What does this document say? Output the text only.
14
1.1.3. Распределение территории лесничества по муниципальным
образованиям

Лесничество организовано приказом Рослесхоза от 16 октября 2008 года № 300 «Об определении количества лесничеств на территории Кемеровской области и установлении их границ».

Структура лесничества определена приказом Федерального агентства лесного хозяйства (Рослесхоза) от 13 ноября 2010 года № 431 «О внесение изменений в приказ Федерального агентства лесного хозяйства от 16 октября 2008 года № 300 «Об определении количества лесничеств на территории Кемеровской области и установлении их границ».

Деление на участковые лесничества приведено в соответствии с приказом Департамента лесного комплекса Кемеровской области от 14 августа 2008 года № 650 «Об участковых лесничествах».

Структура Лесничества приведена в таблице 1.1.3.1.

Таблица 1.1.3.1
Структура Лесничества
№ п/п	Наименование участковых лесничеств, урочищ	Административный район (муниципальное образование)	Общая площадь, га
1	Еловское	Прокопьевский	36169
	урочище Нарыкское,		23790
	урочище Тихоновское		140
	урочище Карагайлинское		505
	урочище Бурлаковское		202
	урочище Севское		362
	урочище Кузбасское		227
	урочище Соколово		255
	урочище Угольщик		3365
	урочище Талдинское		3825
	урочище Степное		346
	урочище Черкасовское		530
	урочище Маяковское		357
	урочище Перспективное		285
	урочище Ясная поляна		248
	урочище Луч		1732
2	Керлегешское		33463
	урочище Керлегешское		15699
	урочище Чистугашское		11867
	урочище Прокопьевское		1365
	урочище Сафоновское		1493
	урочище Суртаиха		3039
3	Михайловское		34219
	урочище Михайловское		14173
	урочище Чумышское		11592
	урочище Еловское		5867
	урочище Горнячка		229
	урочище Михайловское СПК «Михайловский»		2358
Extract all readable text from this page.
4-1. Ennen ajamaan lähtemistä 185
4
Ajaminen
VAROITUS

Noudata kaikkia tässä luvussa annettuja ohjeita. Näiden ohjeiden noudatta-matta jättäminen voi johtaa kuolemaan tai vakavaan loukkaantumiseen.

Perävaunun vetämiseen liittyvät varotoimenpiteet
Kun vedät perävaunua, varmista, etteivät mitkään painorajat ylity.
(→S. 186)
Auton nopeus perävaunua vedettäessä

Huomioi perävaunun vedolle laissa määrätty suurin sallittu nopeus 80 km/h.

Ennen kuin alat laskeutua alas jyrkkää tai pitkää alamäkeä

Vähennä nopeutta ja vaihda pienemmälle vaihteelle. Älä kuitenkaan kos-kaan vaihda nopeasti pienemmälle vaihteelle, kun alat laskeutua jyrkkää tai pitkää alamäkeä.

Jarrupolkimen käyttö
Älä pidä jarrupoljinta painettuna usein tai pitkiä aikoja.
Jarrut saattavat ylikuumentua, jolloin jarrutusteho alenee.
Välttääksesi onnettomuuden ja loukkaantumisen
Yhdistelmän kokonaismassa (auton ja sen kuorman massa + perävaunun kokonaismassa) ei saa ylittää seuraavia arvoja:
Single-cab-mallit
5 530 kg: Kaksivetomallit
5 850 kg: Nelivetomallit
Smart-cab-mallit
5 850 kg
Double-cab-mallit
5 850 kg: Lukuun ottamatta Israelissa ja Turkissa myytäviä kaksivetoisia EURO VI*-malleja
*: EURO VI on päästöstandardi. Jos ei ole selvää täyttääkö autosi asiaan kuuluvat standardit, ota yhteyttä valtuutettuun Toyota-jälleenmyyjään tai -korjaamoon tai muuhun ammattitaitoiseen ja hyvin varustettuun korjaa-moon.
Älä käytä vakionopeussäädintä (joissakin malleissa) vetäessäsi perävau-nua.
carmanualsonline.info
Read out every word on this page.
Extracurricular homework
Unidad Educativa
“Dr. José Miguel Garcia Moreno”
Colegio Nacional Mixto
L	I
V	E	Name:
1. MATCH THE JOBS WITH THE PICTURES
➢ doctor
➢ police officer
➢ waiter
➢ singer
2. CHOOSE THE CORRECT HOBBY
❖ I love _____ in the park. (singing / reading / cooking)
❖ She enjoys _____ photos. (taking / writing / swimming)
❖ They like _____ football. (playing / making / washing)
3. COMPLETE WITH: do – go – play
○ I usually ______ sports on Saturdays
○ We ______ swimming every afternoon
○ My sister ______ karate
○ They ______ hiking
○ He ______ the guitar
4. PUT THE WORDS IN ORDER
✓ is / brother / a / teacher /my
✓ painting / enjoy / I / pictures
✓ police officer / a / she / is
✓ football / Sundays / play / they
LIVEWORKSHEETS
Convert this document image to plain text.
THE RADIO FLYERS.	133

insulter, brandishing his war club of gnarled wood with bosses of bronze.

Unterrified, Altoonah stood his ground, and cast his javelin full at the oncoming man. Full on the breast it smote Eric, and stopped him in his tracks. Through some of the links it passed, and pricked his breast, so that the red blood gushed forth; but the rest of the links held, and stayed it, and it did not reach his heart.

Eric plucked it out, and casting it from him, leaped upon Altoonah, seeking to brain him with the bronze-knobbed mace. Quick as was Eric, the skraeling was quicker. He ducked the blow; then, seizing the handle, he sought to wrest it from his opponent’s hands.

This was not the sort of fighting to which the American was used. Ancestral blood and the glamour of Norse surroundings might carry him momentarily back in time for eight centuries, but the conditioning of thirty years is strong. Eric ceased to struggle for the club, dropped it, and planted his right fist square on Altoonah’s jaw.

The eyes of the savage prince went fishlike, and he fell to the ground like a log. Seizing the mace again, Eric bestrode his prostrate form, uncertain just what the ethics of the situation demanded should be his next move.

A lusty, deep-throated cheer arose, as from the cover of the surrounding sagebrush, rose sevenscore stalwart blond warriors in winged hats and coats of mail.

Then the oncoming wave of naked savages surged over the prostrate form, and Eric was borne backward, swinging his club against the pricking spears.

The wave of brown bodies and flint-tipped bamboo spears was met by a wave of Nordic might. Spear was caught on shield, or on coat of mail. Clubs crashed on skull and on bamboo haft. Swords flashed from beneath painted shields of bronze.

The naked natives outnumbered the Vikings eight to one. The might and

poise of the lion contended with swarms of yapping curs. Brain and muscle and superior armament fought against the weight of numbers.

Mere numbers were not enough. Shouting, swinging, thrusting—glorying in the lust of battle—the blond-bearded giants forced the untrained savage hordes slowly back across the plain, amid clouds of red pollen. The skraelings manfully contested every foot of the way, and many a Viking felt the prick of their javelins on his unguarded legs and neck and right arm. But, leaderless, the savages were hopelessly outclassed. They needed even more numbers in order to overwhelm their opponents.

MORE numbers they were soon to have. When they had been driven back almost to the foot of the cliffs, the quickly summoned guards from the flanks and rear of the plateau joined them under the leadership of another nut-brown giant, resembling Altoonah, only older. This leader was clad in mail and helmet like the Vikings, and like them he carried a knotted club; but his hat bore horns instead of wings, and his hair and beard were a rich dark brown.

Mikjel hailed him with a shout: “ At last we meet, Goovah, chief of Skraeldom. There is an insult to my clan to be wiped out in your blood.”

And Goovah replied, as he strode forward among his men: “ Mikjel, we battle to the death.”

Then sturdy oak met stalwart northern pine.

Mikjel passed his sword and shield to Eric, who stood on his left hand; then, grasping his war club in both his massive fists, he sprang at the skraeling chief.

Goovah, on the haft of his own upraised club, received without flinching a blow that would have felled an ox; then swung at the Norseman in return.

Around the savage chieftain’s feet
####
Copy out all the entries shown above, character for character.

What does this document say? Output the text only.
14
1.1.3. Распределение территории лесничества по муниципальным
образованиям

Лесничество организовано приказом Рослесхоза от 16 октября 2008 года № 300 «Об определении количества лесничеств на территории Кемеровской области и установлении их границ».

Структура лесничества определена приказом Федерального агентства лесного хозяйства (Рослесхоза) от 13 ноября 2010 года № 431 «О внесение изменений в приказ Федерального агентства лесного хозяйства от 16 октября 2008 года № 300 «Об определении количества лесничеств на территории Кемеровской области и установлении их границ».

Деление на участковые лесничества приведено в соответствии с приказом Департамента лесного комплекса Кемеровской области от 14 августа 2008 года № 650 «Об участковых лесничествах».

Структура Лесничества приведена в таблице 1.1.3.1.

Таблица 1.1.3.1
Структура Лесничества
№ п/п	Наименование участковых лесничеств, урочищ	Административный район (муниципальное образование)	Общая площадь, га
1	Еловское	Прокопьевский	36169
	урочище Нарыкское,		23790
	урочище Тихоновское		140
	урочище Карагайлинское		505
	урочище Бурлаковское		202
	урочище Севское		362
	урочище Кузбасское		227
	урочище Соколово		255
	урочище Угольщик		3365
	урочище Талдинское		3825
	урочище Степное		346
	урочище Черкасовское		530
	урочище Маяковское		357
	урочище Перспективное		285
	урочище Ясная поляна		248
	урочище Луч		1732
2	Керлегешское		33463
	урочище Керлегешское		15699
	урочище Чистугашское		11867
	урочище Прокопьевское		1365
	урочище Сафоновское		1493
	урочище Суртаиха		3039
3	Михайловское		34219
	урочище Михайловское		14173
	урочище Чумышское		11592
	урочище Еловское		5867
	урочище Горнячка		229
	урочище Михайловское СПК «Михайловский»		2358
Extract all readable text from this page.
4-1. Ennen ajamaan lähtemistä 185
4
Ajaminen
VAROITUS

Noudata kaikkia tässä luvussa annettuja ohjeita. Näiden ohjeiden noudatta-matta jättäminen voi johtaa kuolemaan tai vakavaan loukkaantumiseen.

Perävaunun vetämiseen liittyvät varotoimenpiteet
Kun vedät perävaunua, varmista, etteivät mitkään painorajat ylity.
(→S. 186)
Auton nopeus perävaunua vedettäessä

Huomioi perävaunun vedolle laissa määrätty suurin sallittu nopeus 80 km/h.

Ennen kuin alat laskeutua alas jyrkkää tai pitkää alamäkeä

Vähennä nopeutta ja vaihda pienemmälle vaihteelle. Älä kuitenkaan kos-kaan vaihda nopeasti pienemmälle vaihteelle, kun alat laskeutua jyrkkää tai pitkää alamäkeä.

Jarrupolkimen käyttö
Älä pidä jarrupoljinta painettuna usein tai pitkiä aikoja.
Jarrut saattavat ylikuumentua, jolloin jarrutusteho alenee.
Välttääksesi onnettomuuden ja loukkaantumisen
Yhdistelmän kokonaismassa (auton ja sen kuorman massa + perävaunun kokonaismassa) ei saa ylittää seuraavia arvoja:
Single-cab-mallit
5 530 kg: Kaksivetomallit
5 850 kg: Nelivetomallit
Smart-cab-mallit
5 850 kg
Double-cab-mallit
5 850 kg: Lukuun ottamatta Israelissa ja Turkissa myytäviä kaksivetoisia EURO VI*-malleja
*: EURO VI on päästöstandardi. Jos ei ole selvää täyttääkö autosi asiaan kuuluvat standardit, ota yhteyttä valtuutettuun Toyota-jälleenmyyjään tai -korjaamoon tai muuhun ammattitaitoiseen ja hyvin varustettuun korjaa-moon.
Älä käytä vakionopeussäädintä (joissakin malleissa) vetäessäsi perävau-nua.
carmanualsonline.info
Read out every word on this page.
Extracurricular homework
Unidad Educativa
“Dr. José Miguel Garcia Moreno”
Colegio Nacional Mixto
L	I
V	E	Name:
1. MATCH THE JOBS WITH THE PICTURES
➢ doctor
➢ police officer
➢ waiter
➢ singer
2. CHOOSE THE CORRECT HOBBY
❖ I love _____ in the park. (singing / reading / cooking)
❖ She enjoys _____ photos. (taking / writing / swimming)
❖ They like _____ football. (playing / making / washing)
3. COMPLETE WITH: do – go – play
○ I usually ______ sports on Saturdays
○ We ______ swimming every afternoon
○ My sister ______ karate
○ They ______ hiking
○ He ______ the guitar
4. PUT THE WORDS IN ORDER
✓ is / brother / a / teacher /my
✓ painting / enjoy / I / pictures
✓ police officer / a / she / is
✓ football / Sundays / play / they
LIVEWORKSHEETS
Convert this document image to plain text.
THE RADIO FLYERS.	133

insulter, brandishing his war club of gnarled wood with bosses of bronze.

Unterrified, Altoonah stood his ground, and cast his javelin full at the oncoming man. Full on the breast it smote Eric, and stopped him in his tracks. Through some of the links it passed, and pricked his breast, so that the red blood gushed forth; but the rest of the links held, and stayed it, and it did not reach his heart.

Eric plucked it out, and casting it from him, leaped upon Altoonah, seeking to brain him with the bronze-knobbed mace. Quick as was Eric, the skraeling was quicker. He ducked the blow; then, seizing the handle, he sought to wrest it from his opponent’s hands.

This was not the sort of fighting to which the American was used. Ancestral blood and the glamour of Norse surroundings might carry him momentarily back in time for eight centuries, but the conditioning of thirty years is strong. Eric ceased to struggle for the club, dropped it, and planted his right fist square on Altoonah’s jaw.

The eyes of the savage prince went fishlike, and he fell to the ground like a log. Seizing the mace again, Eric bestrode his prostrate form, uncertain just what the ethics of the situation demanded should be his next move.

A lusty, deep-throated cheer arose, as from the cover of the surrounding sagebrush, rose sevenscore stalwart blond warriors in winged hats and coats of mail.

Then the oncoming wave of naked savages surged over the prostrate form, and Eric was borne backward, swinging his club against the pricking spears.

The wave of brown bodies and flint-tipped bamboo spears was met by a wave of Nordic might. Spear was caught on shield, or on coat of mail. Clubs crashed on skull and on bamboo haft. Swords flashed from beneath painted shields of bronze.

The naked natives outnumbered the Vikings eight to one. The might and

poise of the lion contended with swarms of yapping curs. Brain and muscle and superior armament fought against the weight of numbers.

Mere numbers were not enough. Shouting, swinging, thrusting—glorying in the lust of battle—the blond-bearded giants forced the untrained savage hordes slowly back across the plain, amid clouds of red pollen. The skraelings manfully contested every foot of the way, and many a Viking felt the prick of their javelins on his unguarded legs and neck and right arm. But, leaderless, the savages were hopelessly outclassed. They needed even more numbers in order to overwhelm their opponents.

MORE numbers they were soon to have. When they had been driven back almost to the foot of the cliffs, the quickly summoned guards from the flanks and rear of the plateau joined them under the leadership of another nut-brown giant, resembling Altoonah, only older. This leader was clad in mail and helmet like the Vikings, and like them he carried a knotted club; but his hat bore horns instead of wings, and his hair and beard were a rich dark brown.

Mikjel hailed him with a shout: “ At last we meet, Goovah, chief of Skraeldom. There is an insult to my clan to be wiped out in your blood.”

And Goovah replied, as he strode forward among his men: “ Mikjel, we battle to the death.”

Then sturdy oak met stalwart northern pine.

Mikjel passed his sword and shield to Eric, who stood on his left hand; then, grasping his war club in both his massive fists, he sprang at the skraeling chief.

Goovah, on the haft of his own upraised club, received without flinching a blow that would have felled an ox; then swung at the Norseman in return.

Around the savage chieftain’s feet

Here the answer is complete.